Collect every line of the records below that contains the word "Output".

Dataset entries
______________________________

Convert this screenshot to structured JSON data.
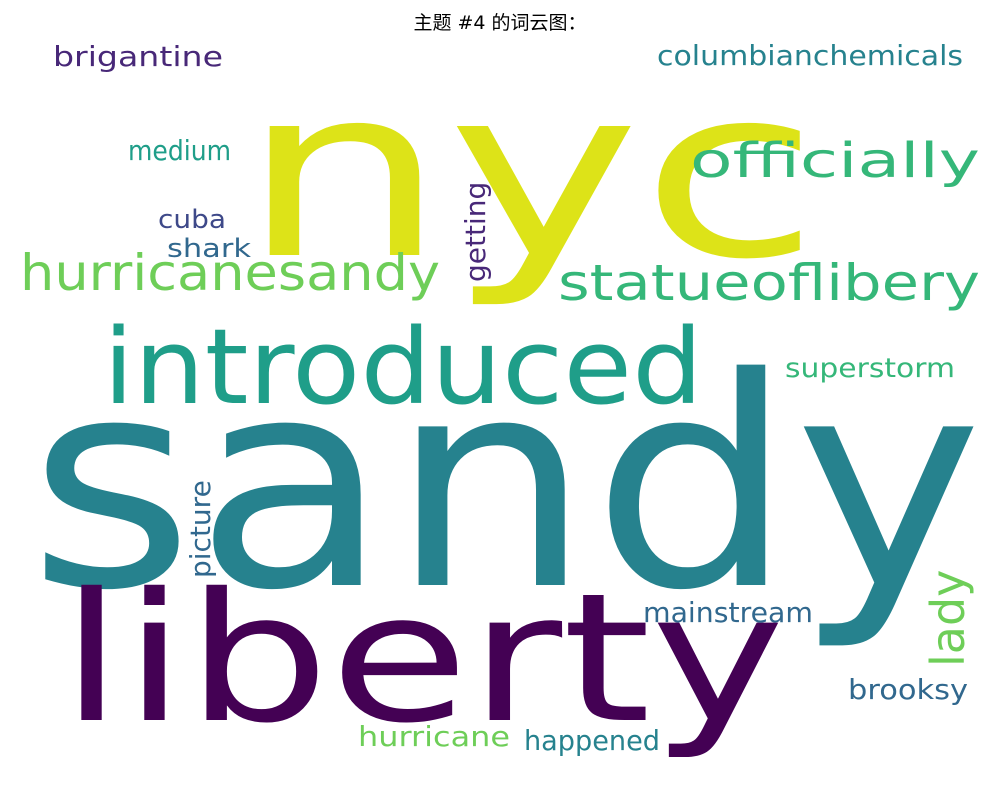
{
  "title": "主题 #4 的词云图：",
  "colors": {
    "dark_purple": "#440154",
    "purple": "#482878",
    "indigo": "#3e4989",
    "blue": "#31688e",
    "teal_blue": "#26828e",
    "teal": "#1f9e89",
    "green": "#35b779",
    "light_green": "#6ece58",
    "yellow": "#dde318"
  },
  "words": {
    "sandy": "sandy",
    "nyc": "nyc",
    "liberty": "liberty",
    "introduced": "introduced",
    "hurricanesandy": "hurricanesandy",
    "statueoflibery": "statueoflibery",
    "officially": "officially",
    "columbianchemicals": "columbianchemicals",
    "brigantine": "brigantine",
    "medium": "medium",
    "cuba": "cuba",
    "shark": "shark",
    "getting": "getting",
    "superstorm": "superstorm",
    "picture": "picture",
    "lady": "lady",
    "mainstream": "mainstream",
    "brooksy": "brooksy",
    "hurricane": "hurricane",
    "happened": "happened"
  }
}
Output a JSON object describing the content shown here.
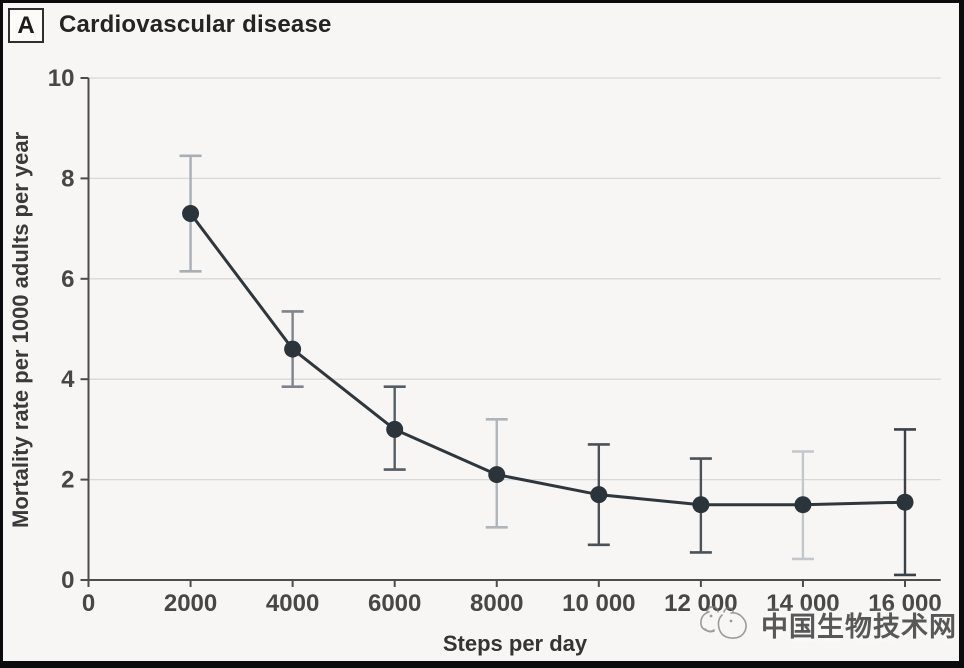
{
  "figure": {
    "panel_label": "A",
    "title": "Cardiovascular disease"
  },
  "watermark": {
    "text": "中国生物技术网",
    "logo": "panda-sketch-logo"
  },
  "chart_data": {
    "type": "line",
    "title": "Cardiovascular disease",
    "xlabel": "Steps per day",
    "ylabel": "Mortality rate per 1000 adults per year",
    "xlim": [
      0,
      16700
    ],
    "ylim": [
      0,
      10
    ],
    "grid": "horizontal",
    "legend": "none",
    "x_ticks": [
      0,
      2000,
      4000,
      6000,
      8000,
      10000,
      12000,
      14000,
      16000
    ],
    "x_tick_labels": [
      "0",
      "2000",
      "4000",
      "6000",
      "8000",
      "10 000",
      "12 000",
      "14 000",
      "16 000"
    ],
    "y_ticks": [
      0,
      2,
      4,
      6,
      8,
      10
    ],
    "y_tick_labels": [
      "0",
      "2",
      "4",
      "6",
      "8",
      "10"
    ],
    "series": [
      {
        "name": "Cardiovascular disease mortality",
        "x": [
          2000,
          4000,
          6000,
          8000,
          10000,
          12000,
          14000,
          16000
        ],
        "y": [
          7.3,
          4.6,
          3.0,
          2.1,
          1.7,
          1.5,
          1.5,
          1.55
        ],
        "ci_low": [
          6.15,
          3.85,
          2.2,
          1.05,
          0.7,
          0.55,
          0.42,
          0.1
        ],
        "ci_high": [
          8.45,
          5.35,
          3.85,
          3.2,
          2.7,
          2.42,
          2.56,
          3.0
        ]
      }
    ],
    "error_bar_colors": [
      "#a9aeb4",
      "#7e848a",
      "#555d64",
      "#b0b5ba",
      "#4a5257",
      "#4a5257",
      "#c3c7cb",
      "#3a4248"
    ],
    "colors": {
      "line": "#2f373d",
      "point": "#2b343b",
      "grid": "#d8d8d8",
      "axis": "#4c4c4c",
      "tick_text": "#474747"
    }
  }
}
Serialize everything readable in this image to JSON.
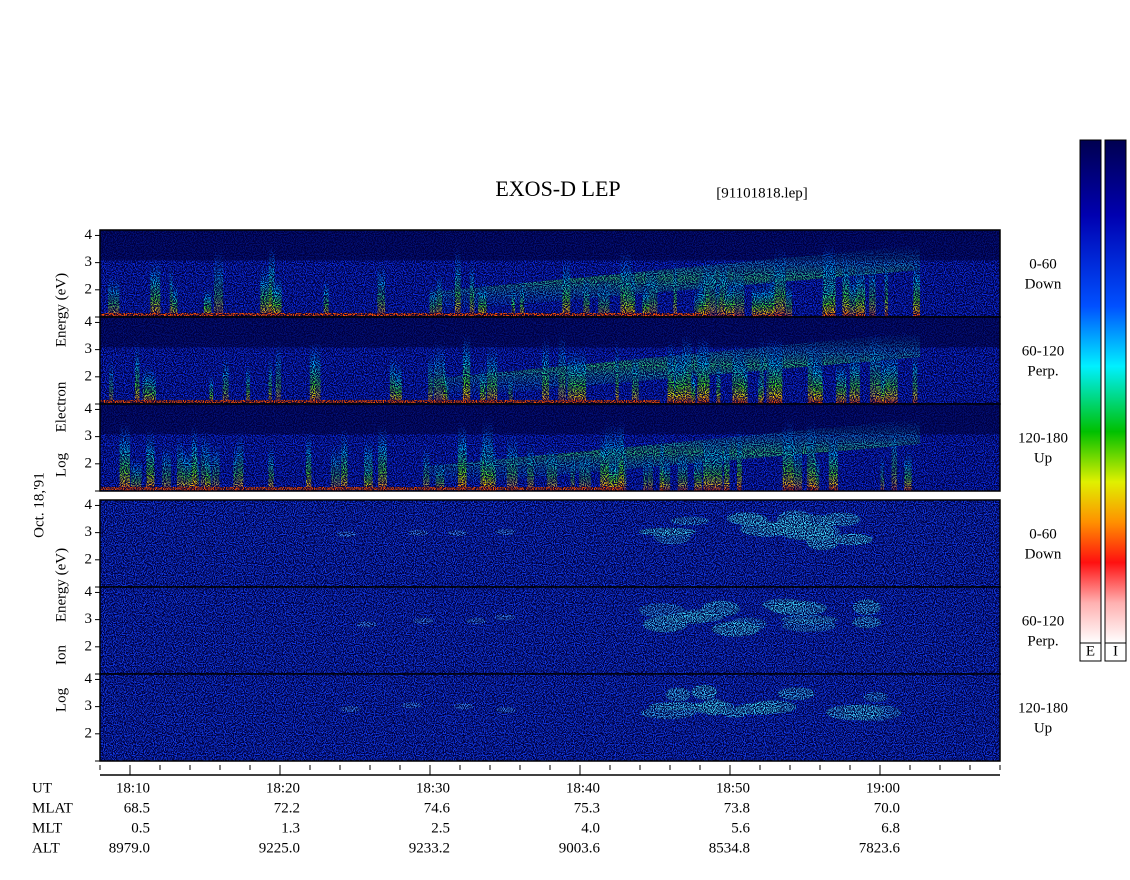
{
  "chart_data": {
    "type": "spectrogram",
    "title": "EXOS-D LEP",
    "file": "[91101818.lep]",
    "date": "Oct. 18,'91",
    "ylim": [
      1,
      4.2
    ],
    "yticks": [
      2,
      3,
      4
    ],
    "groups": [
      {
        "ylabel": [
          "Log",
          "Electron",
          "Energy (eV)"
        ],
        "kind": "electron",
        "panels": [
          [
            "0-60",
            "Down"
          ],
          [
            "60-120",
            "Perp."
          ],
          [
            "120-180",
            "Up"
          ]
        ]
      },
      {
        "ylabel": [
          "Log",
          "Ion",
          "Energy (eV)"
        ],
        "kind": "ion",
        "panels": [
          [
            "0-60",
            "Down"
          ],
          [
            "60-120",
            "Perp."
          ],
          [
            "120-180",
            "Up"
          ]
        ]
      }
    ],
    "colorbars": [
      "E",
      "I"
    ],
    "ephemeris": [
      {
        "name": "UT",
        "values": [
          "18:10",
          "18:20",
          "18:30",
          "18:40",
          "18:50",
          "19:00"
        ]
      },
      {
        "name": "MLAT",
        "values": [
          "68.5",
          "72.2",
          "74.6",
          "75.3",
          "73.8",
          "70.0"
        ]
      },
      {
        "name": "MLT",
        "values": [
          "0.5",
          "1.3",
          "2.5",
          "4.0",
          "5.6",
          "6.8"
        ]
      },
      {
        "name": "ALT",
        "values": [
          "8979.0",
          "9225.0",
          "9233.2",
          "9003.6",
          "8534.8",
          "7823.6"
        ]
      }
    ]
  }
}
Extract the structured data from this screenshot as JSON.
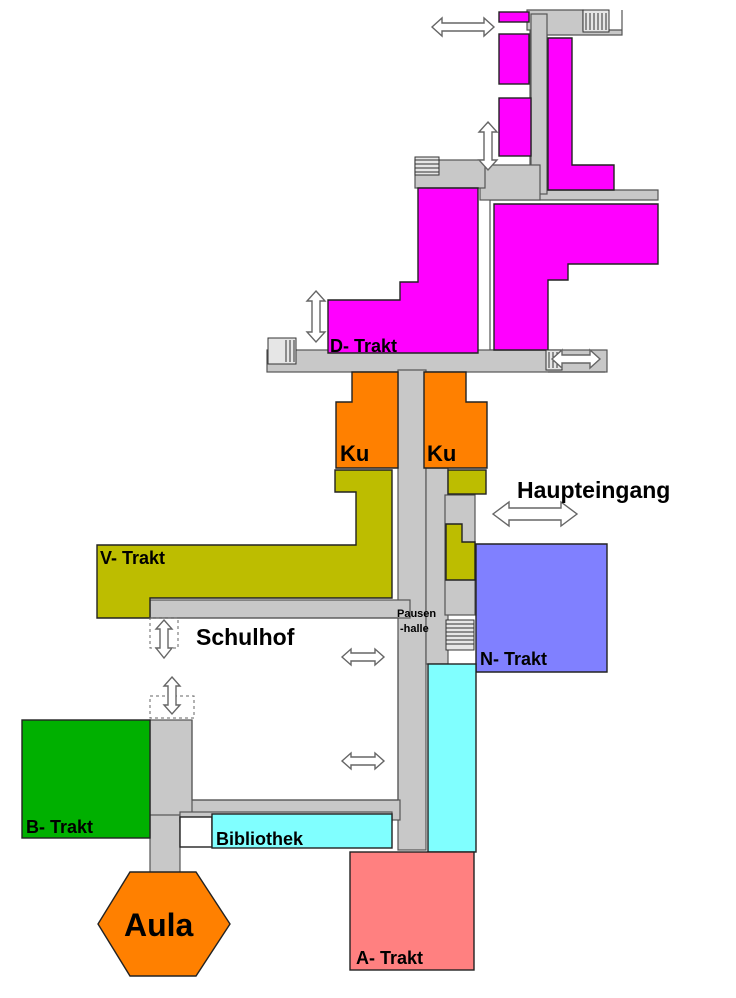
{
  "colors": {
    "corridor": "#c8c8c8",
    "d_trakt": "#ff00ff",
    "kunst": "#ff8000",
    "v_trakt": "#bdbd00",
    "n_trakt": "#8080ff",
    "a_trakt": "#ff8080",
    "b_trakt": "#00b000",
    "bibliothek": "#80ffff",
    "aula": "#ff8000"
  },
  "labels": {
    "d_trakt": "D- Trakt",
    "ku_left": "Ku",
    "ku_right": "Ku",
    "haupteingang": "Haupteingang",
    "v_trakt": "V- Trakt",
    "schulhof": "Schulhof",
    "pausenhalle_line1": "Pausen",
    "pausenhalle_line2": "-halle",
    "n_trakt": "N- Trakt",
    "b_trakt": "B- Trakt",
    "bibliothek": "Bibliothek",
    "aula": "Aula",
    "a_trakt": "A- Trakt"
  }
}
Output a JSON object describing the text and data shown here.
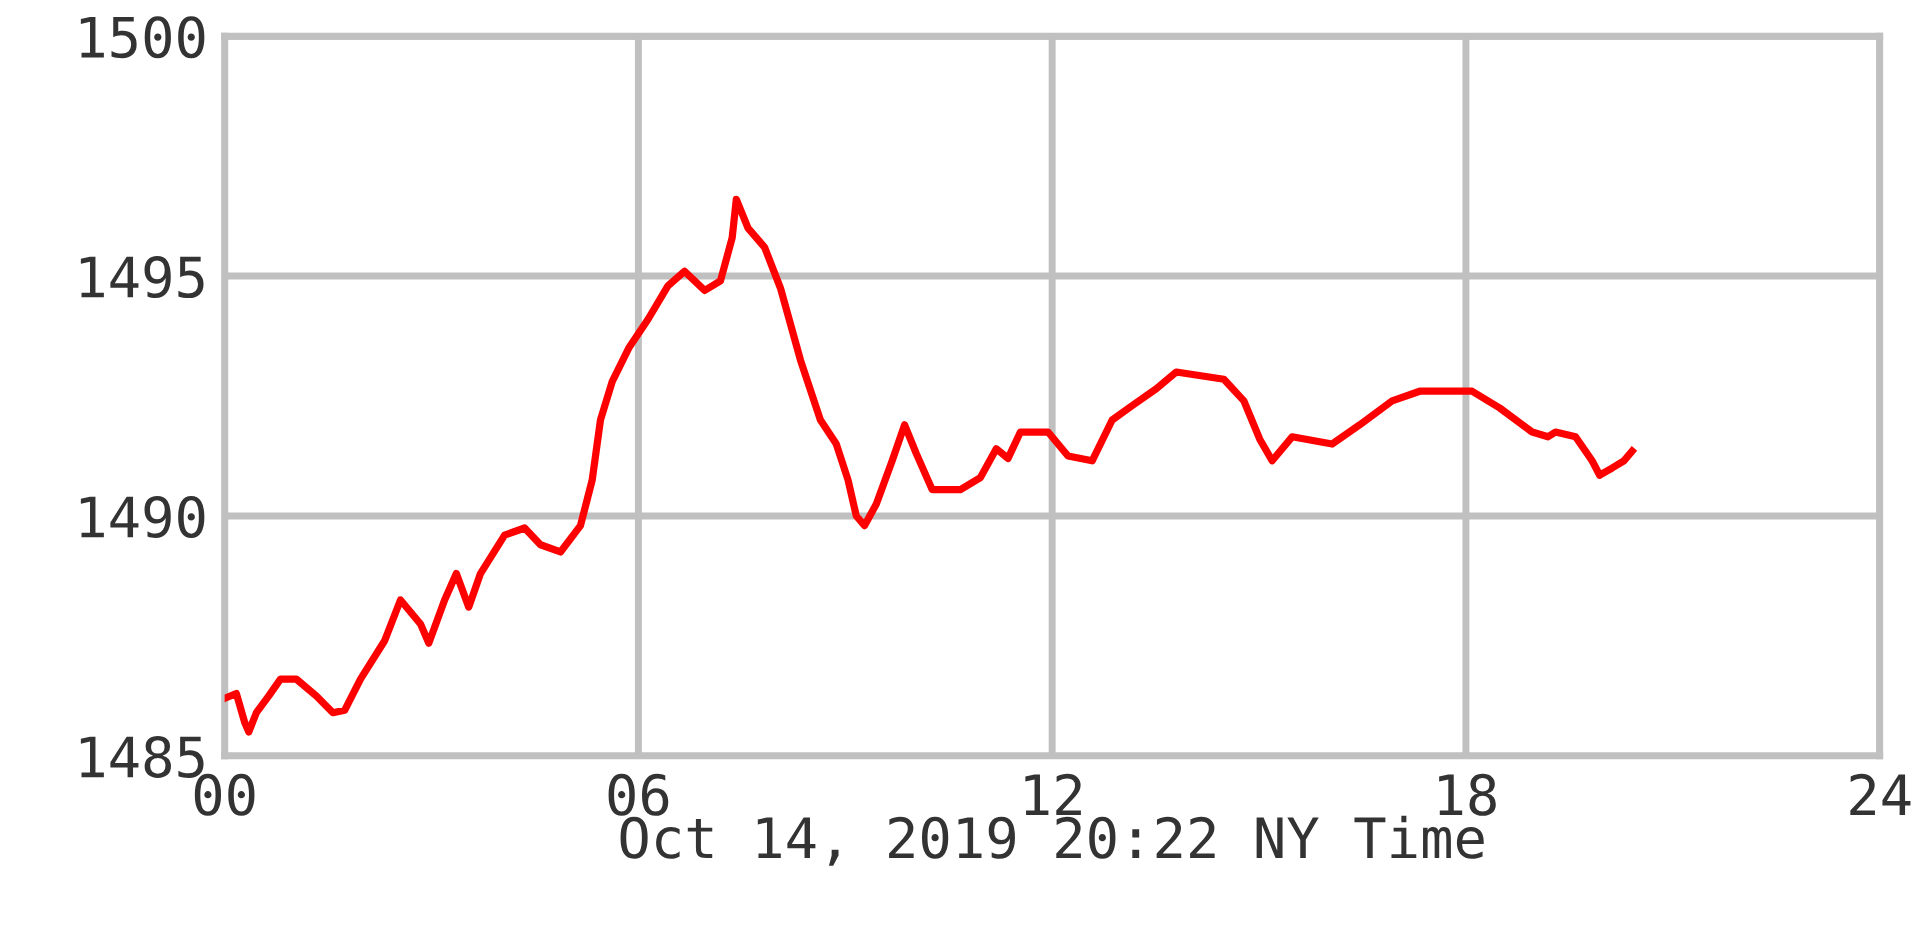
{
  "chart_data": {
    "type": "line",
    "xlabel": "Oct 14, 2019 20:22 NY Time",
    "x": [
      0,
      0.17,
      0.29,
      0.35,
      0.46,
      0.64,
      0.81,
      1.04,
      1.33,
      1.57,
      1.74,
      1.97,
      2.32,
      2.55,
      2.84,
      2.96,
      3.19,
      3.36,
      3.54,
      3.71,
      4.06,
      4.35,
      4.58,
      4.87,
      5.16,
      5.33,
      5.45,
      5.62,
      5.86,
      6.14,
      6.43,
      6.67,
      6.96,
      7.19,
      7.36,
      7.42,
      7.59,
      7.83,
      8.06,
      8.35,
      8.64,
      8.87,
      9.04,
      9.16,
      9.28,
      9.45,
      9.68,
      9.86,
      10.03,
      10.26,
      10.67,
      10.96,
      11.19,
      11.36,
      11.54,
      11.94,
      12.23,
      12.58,
      12.87,
      13.16,
      13.51,
      13.8,
      14.49,
      14.78,
      15.01,
      15.19,
      15.48,
      16.06,
      16.46,
      16.93,
      17.33,
      18.09,
      18.49,
      18.96,
      19.19,
      19.3,
      19.59,
      19.83,
      19.94,
      20.12,
      20.29,
      20.41
    ],
    "series": [
      {
        "color": "#ff0000",
        "values": [
          1486.2,
          1486.3,
          1485.7,
          1485.5,
          1485.9,
          1486.25,
          1486.6,
          1486.6,
          1486.25,
          1485.9,
          1485.95,
          1486.6,
          1487.4,
          1488.25,
          1487.75,
          1487.35,
          1488.25,
          1488.8,
          1488.1,
          1488.8,
          1489.6,
          1489.75,
          1489.4,
          1489.25,
          1489.8,
          1490.75,
          1492.0,
          1492.8,
          1493.5,
          1494.1,
          1494.8,
          1495.1,
          1494.7,
          1494.9,
          1495.8,
          1496.6,
          1496.0,
          1495.6,
          1494.75,
          1493.25,
          1492.0,
          1491.5,
          1490.75,
          1490.0,
          1489.8,
          1490.25,
          1491.15,
          1491.9,
          1491.3,
          1490.55,
          1490.55,
          1490.8,
          1491.4,
          1491.2,
          1491.75,
          1491.75,
          1491.25,
          1491.15,
          1492.0,
          1492.3,
          1492.65,
          1493.0,
          1492.85,
          1492.4,
          1491.6,
          1491.15,
          1491.65,
          1491.5,
          1491.9,
          1492.4,
          1492.6,
          1492.6,
          1492.25,
          1491.75,
          1491.65,
          1491.75,
          1491.65,
          1491.15,
          1490.85,
          1491.0,
          1491.15,
          1491.35
        ]
      }
    ],
    "xlim": [
      0,
      24
    ],
    "xticks": [
      {
        "value": 0,
        "label": "00"
      },
      {
        "value": 6,
        "label": "06"
      },
      12,
      18,
      24
    ],
    "ylim": [
      1485,
      1500
    ],
    "yticks": [
      1485,
      1490,
      1495,
      1500
    ],
    "grid": true,
    "marker": "none",
    "line_style": "solid"
  }
}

______________________________

Answer to this exercise —
Output a JSON object describing the content shown here.
Output a JSON object describing the text and data shown here.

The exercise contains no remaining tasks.